> _WHAT YOU SHOULD DO_: Return each line of the records below that contains the string "institution". Letter case matters, so a line counts only if its capitalization matches.

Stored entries
+ + + + + + +
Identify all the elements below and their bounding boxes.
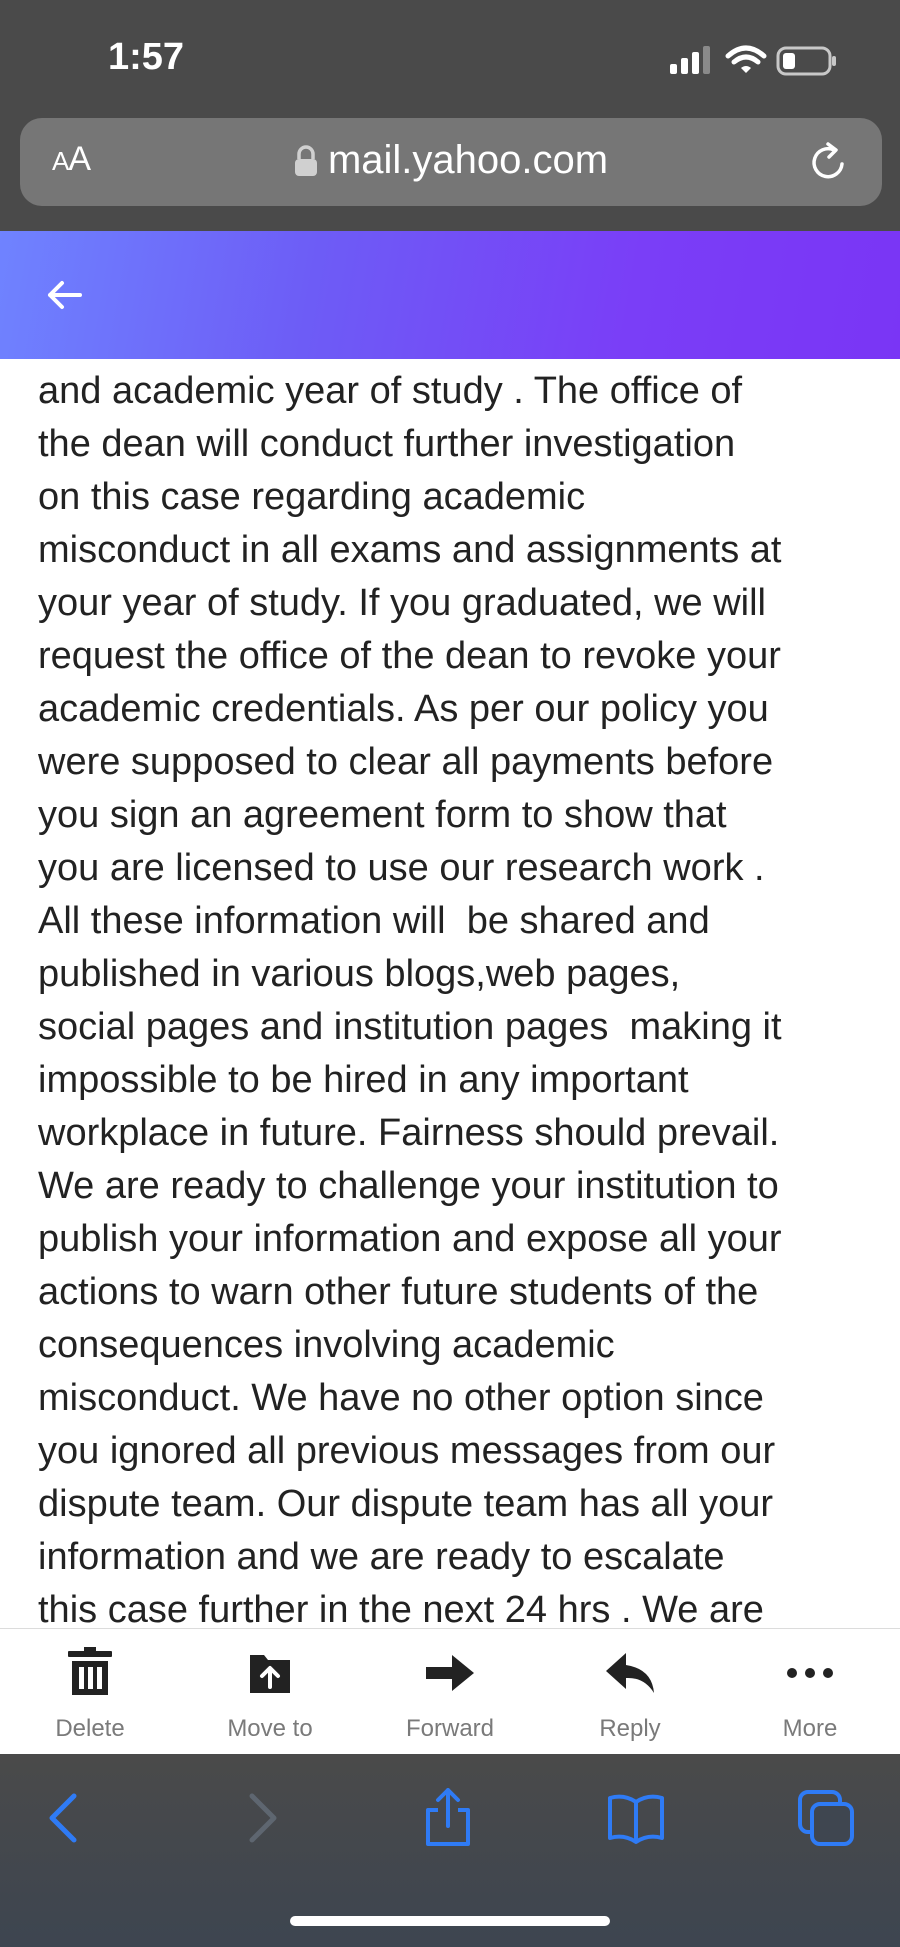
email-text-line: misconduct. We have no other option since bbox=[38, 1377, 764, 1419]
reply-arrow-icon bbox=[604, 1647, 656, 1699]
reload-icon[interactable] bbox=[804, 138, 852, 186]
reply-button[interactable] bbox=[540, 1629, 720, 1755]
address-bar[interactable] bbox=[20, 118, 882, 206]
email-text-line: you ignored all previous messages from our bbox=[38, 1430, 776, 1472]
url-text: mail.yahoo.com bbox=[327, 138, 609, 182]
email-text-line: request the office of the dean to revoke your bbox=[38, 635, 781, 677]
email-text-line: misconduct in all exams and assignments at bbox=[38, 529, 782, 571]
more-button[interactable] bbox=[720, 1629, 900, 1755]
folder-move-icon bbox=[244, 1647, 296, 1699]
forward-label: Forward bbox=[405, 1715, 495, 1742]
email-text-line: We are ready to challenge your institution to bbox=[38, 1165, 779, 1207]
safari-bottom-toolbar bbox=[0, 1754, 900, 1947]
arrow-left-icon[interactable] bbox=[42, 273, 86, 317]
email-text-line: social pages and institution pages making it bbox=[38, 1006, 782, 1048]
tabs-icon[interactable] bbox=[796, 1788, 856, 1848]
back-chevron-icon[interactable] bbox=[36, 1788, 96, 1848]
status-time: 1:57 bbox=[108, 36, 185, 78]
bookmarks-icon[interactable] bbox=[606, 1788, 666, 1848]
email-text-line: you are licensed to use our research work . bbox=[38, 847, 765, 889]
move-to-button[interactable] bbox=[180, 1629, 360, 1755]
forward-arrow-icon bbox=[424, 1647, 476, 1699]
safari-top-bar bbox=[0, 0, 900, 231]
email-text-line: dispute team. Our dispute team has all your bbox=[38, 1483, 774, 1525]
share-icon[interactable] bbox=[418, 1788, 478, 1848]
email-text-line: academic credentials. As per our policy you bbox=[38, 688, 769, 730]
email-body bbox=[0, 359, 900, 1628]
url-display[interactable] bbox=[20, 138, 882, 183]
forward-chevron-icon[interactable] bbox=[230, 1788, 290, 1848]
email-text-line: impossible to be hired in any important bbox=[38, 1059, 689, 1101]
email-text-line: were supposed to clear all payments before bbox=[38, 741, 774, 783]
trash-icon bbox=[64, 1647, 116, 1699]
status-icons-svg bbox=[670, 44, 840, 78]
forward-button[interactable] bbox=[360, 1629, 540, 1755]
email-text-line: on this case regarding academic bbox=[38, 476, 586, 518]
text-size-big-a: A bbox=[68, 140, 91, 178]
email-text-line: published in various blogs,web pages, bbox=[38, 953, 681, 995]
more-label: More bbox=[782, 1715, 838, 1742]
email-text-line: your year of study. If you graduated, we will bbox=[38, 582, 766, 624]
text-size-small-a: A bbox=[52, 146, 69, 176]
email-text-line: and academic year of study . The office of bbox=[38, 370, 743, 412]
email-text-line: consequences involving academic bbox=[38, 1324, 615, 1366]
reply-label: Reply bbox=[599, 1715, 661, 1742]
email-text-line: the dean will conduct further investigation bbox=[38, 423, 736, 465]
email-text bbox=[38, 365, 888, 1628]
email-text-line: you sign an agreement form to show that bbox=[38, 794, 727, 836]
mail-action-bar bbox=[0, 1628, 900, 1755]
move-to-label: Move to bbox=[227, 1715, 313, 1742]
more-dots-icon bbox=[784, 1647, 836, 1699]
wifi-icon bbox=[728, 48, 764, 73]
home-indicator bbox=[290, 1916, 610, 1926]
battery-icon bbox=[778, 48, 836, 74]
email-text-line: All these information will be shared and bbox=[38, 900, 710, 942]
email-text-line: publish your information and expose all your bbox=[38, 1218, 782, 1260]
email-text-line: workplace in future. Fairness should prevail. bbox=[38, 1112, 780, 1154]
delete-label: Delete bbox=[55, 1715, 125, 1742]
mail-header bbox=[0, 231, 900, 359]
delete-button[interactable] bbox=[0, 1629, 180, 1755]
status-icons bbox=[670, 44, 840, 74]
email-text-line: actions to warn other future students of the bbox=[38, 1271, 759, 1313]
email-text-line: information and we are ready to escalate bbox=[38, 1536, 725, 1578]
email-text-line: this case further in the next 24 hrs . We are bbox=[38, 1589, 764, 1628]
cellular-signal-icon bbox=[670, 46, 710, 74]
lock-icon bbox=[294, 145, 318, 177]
+ + + + + + +
> _RESULT FOR THIS TASK_:
email-text-line: We are ready to challenge your institution to bbox=[38, 1165, 779, 1207]
email-text-line: social pages and institution pages making it bbox=[38, 1006, 782, 1048]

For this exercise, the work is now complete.